▶ _Set problem_:
Pull out every line below holding the word "ffffff".

————

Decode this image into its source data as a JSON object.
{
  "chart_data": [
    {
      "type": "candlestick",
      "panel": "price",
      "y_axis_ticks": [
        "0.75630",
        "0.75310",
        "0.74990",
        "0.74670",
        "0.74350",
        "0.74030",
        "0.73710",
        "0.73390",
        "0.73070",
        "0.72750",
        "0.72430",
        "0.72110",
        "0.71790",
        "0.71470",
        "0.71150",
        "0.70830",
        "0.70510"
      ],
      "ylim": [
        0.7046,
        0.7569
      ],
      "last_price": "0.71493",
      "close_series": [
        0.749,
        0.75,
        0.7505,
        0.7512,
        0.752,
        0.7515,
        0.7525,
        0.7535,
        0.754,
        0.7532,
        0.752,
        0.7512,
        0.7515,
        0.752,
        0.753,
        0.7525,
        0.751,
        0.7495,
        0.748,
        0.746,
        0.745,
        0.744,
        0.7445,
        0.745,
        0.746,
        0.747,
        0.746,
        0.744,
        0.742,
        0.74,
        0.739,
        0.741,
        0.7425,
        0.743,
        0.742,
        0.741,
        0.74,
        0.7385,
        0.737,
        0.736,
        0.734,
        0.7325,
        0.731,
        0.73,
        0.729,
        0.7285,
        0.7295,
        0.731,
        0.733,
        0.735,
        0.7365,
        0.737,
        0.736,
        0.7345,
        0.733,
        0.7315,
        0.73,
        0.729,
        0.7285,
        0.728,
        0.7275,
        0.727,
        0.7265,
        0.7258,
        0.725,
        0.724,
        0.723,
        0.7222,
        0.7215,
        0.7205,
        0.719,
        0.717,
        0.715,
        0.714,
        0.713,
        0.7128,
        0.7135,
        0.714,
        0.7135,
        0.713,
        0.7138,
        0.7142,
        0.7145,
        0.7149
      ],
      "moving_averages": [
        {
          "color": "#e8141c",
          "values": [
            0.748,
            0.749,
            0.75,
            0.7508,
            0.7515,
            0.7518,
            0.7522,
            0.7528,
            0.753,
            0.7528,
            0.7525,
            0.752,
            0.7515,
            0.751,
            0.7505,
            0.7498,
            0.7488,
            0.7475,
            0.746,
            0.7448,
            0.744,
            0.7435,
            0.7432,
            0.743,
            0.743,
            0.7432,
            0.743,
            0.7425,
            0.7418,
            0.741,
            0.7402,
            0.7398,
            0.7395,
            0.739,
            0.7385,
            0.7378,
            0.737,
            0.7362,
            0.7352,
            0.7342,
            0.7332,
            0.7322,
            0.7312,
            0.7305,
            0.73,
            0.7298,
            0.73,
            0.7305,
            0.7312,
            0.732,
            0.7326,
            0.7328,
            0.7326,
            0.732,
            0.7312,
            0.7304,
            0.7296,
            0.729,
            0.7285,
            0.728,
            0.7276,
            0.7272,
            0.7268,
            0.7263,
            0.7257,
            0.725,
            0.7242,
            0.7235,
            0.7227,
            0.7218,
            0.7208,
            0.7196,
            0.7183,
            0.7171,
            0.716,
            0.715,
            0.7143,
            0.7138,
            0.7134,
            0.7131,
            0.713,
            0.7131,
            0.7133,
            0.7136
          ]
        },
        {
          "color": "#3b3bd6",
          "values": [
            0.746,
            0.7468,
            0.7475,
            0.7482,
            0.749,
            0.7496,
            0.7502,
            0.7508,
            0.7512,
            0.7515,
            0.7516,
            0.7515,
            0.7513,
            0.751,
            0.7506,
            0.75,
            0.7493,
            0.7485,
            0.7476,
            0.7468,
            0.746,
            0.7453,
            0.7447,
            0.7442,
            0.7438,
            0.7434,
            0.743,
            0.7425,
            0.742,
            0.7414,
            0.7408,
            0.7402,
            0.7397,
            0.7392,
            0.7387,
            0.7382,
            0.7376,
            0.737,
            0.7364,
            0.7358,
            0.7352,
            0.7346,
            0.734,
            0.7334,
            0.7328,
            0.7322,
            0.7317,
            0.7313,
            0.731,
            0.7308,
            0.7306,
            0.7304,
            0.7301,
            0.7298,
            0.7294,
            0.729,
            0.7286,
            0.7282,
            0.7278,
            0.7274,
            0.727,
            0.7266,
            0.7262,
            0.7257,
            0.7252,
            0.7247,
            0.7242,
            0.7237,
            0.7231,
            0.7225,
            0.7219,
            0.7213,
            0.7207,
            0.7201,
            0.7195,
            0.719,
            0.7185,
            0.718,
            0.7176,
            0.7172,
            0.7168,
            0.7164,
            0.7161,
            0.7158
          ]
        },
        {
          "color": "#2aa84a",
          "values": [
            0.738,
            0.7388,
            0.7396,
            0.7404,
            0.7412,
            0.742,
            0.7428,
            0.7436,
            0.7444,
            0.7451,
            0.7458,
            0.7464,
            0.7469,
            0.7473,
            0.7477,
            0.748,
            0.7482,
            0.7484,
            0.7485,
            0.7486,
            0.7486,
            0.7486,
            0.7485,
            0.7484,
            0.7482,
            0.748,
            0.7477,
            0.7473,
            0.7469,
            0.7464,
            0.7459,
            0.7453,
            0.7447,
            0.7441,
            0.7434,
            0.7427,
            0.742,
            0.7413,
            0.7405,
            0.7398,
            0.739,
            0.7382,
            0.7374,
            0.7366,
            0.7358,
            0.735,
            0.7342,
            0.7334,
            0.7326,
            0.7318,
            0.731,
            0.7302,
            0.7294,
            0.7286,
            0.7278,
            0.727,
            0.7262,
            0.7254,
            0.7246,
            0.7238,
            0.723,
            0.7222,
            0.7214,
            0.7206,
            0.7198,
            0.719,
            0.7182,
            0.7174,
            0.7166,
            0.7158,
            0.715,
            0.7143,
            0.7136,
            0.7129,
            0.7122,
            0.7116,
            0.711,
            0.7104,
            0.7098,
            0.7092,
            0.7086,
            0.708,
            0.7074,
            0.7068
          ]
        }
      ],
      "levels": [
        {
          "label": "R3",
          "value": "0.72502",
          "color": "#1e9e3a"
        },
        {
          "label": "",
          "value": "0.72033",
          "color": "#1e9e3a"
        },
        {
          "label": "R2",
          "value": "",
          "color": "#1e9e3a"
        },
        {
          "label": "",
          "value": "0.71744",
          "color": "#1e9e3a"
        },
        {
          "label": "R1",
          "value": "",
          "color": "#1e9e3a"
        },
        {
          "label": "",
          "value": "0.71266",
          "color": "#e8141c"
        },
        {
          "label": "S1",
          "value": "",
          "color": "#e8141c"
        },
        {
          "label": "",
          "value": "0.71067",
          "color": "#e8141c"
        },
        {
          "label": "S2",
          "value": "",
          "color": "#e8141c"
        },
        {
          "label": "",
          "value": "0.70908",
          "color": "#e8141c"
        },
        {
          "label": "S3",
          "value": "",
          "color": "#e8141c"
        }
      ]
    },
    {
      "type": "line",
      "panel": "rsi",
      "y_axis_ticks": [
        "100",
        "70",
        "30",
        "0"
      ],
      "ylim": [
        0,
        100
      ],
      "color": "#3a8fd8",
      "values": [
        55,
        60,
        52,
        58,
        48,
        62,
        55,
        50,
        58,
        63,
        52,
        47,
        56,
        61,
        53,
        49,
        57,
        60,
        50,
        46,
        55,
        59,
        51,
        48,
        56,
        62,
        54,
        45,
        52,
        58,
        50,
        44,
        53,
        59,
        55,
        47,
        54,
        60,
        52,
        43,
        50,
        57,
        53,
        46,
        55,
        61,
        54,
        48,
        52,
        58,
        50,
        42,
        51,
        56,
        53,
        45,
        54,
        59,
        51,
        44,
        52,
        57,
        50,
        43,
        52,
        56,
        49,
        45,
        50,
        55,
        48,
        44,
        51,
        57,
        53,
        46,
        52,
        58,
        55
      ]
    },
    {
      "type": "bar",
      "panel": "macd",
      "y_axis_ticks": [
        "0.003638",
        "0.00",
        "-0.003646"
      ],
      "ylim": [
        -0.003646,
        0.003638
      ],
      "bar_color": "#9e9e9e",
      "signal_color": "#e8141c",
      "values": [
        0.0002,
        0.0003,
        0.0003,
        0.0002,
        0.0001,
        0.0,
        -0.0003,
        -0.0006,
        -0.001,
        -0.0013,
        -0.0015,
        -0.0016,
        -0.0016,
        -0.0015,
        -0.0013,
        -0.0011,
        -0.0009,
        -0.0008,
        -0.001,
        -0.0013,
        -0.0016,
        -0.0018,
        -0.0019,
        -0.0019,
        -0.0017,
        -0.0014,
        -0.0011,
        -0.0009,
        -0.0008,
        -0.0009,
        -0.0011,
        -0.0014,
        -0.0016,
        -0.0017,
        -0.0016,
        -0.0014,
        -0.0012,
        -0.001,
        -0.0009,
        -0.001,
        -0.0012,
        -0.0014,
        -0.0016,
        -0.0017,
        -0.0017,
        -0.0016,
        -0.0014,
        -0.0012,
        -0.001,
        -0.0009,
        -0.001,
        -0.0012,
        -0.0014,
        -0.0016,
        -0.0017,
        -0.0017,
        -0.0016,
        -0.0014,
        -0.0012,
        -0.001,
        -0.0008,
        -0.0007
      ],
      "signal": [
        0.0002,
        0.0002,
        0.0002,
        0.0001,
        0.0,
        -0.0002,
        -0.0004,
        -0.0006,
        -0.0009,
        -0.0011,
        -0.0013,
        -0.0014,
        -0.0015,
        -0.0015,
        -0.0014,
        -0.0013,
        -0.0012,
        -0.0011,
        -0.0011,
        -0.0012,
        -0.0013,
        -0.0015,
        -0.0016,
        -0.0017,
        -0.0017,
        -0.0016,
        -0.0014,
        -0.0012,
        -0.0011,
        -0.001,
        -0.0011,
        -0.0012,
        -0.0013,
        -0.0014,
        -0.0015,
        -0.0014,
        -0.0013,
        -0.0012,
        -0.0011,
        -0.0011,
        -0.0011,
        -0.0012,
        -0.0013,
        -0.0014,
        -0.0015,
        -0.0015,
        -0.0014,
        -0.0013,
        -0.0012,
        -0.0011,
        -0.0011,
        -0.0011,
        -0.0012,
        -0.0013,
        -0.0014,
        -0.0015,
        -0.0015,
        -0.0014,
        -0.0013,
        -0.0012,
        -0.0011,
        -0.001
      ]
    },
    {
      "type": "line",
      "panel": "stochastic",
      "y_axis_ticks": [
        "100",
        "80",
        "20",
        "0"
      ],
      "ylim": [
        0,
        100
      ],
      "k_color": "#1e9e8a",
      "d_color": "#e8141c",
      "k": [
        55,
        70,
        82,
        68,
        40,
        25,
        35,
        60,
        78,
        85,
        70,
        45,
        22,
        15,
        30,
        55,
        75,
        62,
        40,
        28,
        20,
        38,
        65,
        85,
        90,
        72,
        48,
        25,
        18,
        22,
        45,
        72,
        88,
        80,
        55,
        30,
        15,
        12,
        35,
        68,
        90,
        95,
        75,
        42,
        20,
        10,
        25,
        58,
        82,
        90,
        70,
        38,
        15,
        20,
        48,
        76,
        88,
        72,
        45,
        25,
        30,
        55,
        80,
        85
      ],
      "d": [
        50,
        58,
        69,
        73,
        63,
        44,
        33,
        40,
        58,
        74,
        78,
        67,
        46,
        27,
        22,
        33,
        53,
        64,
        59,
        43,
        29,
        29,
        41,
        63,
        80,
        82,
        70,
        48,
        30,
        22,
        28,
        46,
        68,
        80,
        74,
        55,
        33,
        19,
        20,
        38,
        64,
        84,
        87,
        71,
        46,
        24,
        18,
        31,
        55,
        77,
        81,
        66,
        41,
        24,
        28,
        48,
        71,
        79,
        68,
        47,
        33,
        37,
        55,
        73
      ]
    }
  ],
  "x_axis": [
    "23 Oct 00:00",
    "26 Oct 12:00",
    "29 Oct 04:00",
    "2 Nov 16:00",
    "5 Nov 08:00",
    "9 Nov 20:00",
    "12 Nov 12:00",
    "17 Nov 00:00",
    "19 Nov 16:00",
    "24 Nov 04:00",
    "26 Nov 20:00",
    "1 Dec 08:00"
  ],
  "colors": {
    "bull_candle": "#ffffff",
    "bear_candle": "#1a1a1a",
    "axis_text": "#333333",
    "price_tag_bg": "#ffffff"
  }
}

————

▶ _Response_:
    "bull_candle": "#ffffff",
    "price_tag_bg": "#ffffff"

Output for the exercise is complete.